TEXT BLOCK -
In coastal areas, despite the fact that the long-term variation in single hazards induced by climate modes has been studied in depth, neither the anomalies of multiple hazards derived from the natural variability nor the linkages between various climate modes and coastal impacts have been fully explained on a global scale. As a preliminary step, in this work, we aimed to identify coastal regions worldwide at the national and municipal scales, where the leading tropical (ENSO) and polar (AO and SAM) climate modes31,32 modify seasonality of multiple hazards by considering the near-surface wind speed and wave power. Regarding the latter, wind-sea and swell wave powers were differentiated. We started by analysing the temporal dependencies between seasonal hazard variations and climate modes. Then, we evaluated spatial dependencies at the local and national scales.

Climate modes and multihazard dependencies

Based on the literature28,30,33,34,35, we synthetized the interrelationships between multiple hazard elements, as shown in Fig. 1c. Following the typology proposed by Zscheischler et al.28, the elements of the ENSO, AO and SAM were identified as modulators—climatic drivers that influence the frequency and location of hazards. In this paper, the hazards that trigger coastal impacts are waves and winds. The dependencies between the elements were categorized into (1) time lags between events (e.g., concurrent or consecutive), (2) spatial dependencies (which can involve fixed or multiple regions), and (3) relationships between the elements (which can depend on whether a given element is caused or modulated by another element or not). In this study, we analysed the seasonal variations (time-dependent) in one or multiple hazards at fixed locations induced by a given climate mode, where the climate mode and hazards are dependent. Subsequently, the co-occurrences of these multiple hazards in multiple regions were analysed. For the latter we have used coastal municipalities as work units. These are the geographic area with local governments, which practitioners can understand better the interaction of impacts and consequences in a spatial interaction.

CHALLENGES -
1. In the passage on coastal hazards and climate modes, what serves as the work units for analyzing the co-occurrences of multiple hazards in multiple regions?
2. Continue the passage on coastal hazards and climate modes from its last sentence.
The listing is separate material, unrelated to the passage on coastal hazards and climate modes.

EXTRACTED ENTRIES -
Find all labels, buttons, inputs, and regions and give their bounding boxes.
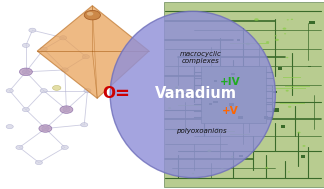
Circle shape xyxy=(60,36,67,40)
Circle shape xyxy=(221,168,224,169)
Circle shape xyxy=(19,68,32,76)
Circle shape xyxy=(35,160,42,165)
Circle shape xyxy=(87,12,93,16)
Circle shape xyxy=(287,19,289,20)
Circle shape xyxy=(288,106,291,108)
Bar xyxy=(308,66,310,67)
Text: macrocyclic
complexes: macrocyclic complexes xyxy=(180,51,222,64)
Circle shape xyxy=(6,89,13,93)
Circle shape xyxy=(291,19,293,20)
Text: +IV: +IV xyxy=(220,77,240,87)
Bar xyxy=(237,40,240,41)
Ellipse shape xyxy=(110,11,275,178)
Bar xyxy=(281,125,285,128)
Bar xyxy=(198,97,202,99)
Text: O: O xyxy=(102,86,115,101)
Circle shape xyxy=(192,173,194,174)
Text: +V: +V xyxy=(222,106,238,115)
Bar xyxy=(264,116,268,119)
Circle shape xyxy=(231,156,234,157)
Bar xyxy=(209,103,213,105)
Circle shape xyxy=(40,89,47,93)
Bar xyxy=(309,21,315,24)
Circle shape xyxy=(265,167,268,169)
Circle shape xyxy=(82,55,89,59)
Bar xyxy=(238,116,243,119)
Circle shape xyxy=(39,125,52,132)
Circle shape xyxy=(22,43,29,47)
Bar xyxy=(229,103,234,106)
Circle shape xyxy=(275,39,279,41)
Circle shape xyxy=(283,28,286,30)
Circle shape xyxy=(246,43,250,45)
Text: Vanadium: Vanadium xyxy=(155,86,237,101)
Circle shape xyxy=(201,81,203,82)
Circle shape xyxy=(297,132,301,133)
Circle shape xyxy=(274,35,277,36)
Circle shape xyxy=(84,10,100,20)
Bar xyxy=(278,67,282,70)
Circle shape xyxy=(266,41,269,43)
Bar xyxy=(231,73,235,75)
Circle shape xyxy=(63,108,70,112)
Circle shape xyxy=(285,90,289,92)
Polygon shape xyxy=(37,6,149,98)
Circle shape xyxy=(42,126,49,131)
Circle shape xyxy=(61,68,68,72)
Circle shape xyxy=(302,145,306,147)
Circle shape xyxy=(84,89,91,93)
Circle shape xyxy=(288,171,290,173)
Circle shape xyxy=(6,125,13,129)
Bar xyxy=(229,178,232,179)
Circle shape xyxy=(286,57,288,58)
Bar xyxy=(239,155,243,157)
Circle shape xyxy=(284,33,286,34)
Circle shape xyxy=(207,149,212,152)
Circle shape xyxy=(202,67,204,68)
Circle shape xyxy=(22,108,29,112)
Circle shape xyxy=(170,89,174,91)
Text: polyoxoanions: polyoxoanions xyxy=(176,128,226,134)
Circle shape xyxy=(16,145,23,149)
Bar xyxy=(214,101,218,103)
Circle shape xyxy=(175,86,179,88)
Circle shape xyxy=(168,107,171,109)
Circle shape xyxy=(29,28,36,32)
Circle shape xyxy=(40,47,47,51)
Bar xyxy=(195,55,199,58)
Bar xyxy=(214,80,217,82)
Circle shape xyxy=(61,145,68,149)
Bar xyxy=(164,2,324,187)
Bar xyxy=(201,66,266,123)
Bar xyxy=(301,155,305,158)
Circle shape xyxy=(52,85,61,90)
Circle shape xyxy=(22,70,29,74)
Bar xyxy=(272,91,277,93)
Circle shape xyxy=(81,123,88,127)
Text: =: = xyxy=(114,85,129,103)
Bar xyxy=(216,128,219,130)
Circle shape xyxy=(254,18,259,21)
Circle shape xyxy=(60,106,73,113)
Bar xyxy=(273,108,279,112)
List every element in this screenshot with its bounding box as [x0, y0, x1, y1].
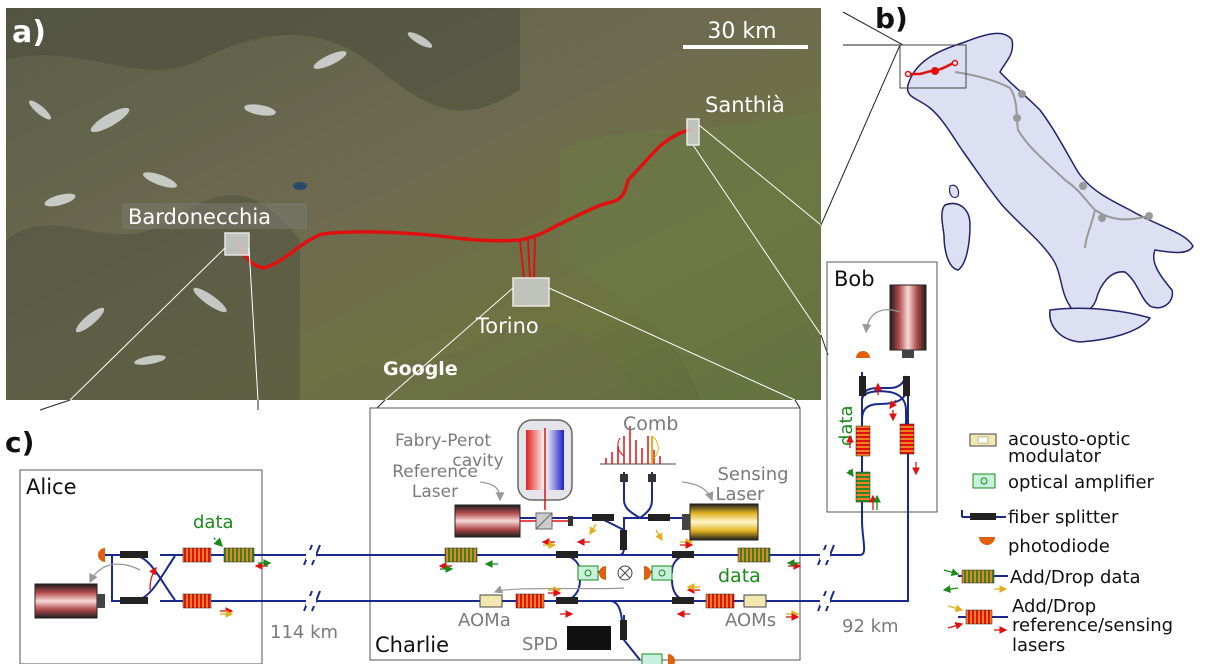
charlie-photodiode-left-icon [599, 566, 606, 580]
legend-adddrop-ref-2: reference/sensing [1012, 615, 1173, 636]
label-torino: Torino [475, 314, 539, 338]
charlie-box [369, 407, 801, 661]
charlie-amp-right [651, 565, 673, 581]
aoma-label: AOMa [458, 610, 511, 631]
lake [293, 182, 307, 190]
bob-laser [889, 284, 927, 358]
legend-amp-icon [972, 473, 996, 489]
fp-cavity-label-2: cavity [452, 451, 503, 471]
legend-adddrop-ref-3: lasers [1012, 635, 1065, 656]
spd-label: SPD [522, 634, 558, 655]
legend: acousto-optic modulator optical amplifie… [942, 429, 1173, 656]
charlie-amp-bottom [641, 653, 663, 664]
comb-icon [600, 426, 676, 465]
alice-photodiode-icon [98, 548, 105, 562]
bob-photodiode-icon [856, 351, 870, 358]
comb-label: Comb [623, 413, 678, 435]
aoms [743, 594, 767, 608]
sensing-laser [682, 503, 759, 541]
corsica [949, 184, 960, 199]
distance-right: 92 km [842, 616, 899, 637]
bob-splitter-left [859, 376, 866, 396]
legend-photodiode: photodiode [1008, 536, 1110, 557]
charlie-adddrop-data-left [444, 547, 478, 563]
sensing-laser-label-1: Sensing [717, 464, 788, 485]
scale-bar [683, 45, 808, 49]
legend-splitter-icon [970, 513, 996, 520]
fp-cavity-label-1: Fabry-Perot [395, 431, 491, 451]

ANSWERS TO EACH TASK -
1. Coastal municipalities.

2.
We analysed a total of nine hazards, combining wave power and wind speed, depending if waves or winds belong to a specific climate regime. Additionally, we distinguished between wind-sea and swell wave powers. Thus, hazards were classified in climates. For this, we used the dataset of Odériz et al.6, which consists of a classification of global winds and waves from 1979 to 2018 by applying a dynamic clustering algorithm6, with parameters from ERA5 reanalysis data and subsequently referred to as wind (W, E, and S), wind-sea (W, E, and S), and swell (W, E, and S). It should be noted that the terms speed and wave power are not used in this paper, as at all times, wind denotes the wind speed, and wind-sea and swell denote the corresponding wave powers.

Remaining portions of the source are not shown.